§ **What is asked**: Report, as a bare number, how many lines contain the string "when".

Stored data
——

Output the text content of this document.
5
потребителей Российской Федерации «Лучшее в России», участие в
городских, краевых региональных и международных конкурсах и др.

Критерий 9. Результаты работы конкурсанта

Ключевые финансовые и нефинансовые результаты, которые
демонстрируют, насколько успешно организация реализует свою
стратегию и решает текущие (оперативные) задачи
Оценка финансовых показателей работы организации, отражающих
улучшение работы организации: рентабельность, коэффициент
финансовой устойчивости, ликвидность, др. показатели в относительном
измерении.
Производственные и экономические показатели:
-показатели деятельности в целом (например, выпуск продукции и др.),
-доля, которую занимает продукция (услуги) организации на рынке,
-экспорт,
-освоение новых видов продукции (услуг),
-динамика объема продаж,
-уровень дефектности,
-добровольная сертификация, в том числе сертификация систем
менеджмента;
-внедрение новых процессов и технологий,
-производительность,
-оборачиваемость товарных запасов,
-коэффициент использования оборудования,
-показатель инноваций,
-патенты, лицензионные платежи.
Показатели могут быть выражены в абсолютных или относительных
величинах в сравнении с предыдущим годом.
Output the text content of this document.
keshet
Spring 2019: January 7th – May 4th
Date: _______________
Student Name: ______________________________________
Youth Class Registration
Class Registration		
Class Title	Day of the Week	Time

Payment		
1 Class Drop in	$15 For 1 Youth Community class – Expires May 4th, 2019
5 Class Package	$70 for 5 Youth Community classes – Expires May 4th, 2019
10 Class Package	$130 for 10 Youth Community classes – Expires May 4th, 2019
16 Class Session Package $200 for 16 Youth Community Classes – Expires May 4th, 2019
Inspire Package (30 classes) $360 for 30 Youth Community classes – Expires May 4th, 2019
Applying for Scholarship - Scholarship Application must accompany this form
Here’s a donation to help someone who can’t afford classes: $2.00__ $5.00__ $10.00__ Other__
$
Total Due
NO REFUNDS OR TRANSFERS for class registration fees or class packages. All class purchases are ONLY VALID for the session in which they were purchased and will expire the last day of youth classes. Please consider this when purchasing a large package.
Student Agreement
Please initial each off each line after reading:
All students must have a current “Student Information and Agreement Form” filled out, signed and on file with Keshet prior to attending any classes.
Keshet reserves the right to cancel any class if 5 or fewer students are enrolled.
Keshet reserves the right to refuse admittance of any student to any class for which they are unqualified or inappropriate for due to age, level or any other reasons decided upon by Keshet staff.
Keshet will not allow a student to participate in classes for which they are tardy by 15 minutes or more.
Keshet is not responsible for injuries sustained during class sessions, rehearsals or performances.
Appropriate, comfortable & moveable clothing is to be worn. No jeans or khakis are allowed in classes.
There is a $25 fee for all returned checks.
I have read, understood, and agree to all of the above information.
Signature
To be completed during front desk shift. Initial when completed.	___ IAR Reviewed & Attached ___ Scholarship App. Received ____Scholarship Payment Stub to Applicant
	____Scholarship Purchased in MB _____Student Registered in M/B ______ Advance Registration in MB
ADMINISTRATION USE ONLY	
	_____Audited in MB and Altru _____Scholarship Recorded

——

§ **Finished exercise**: 2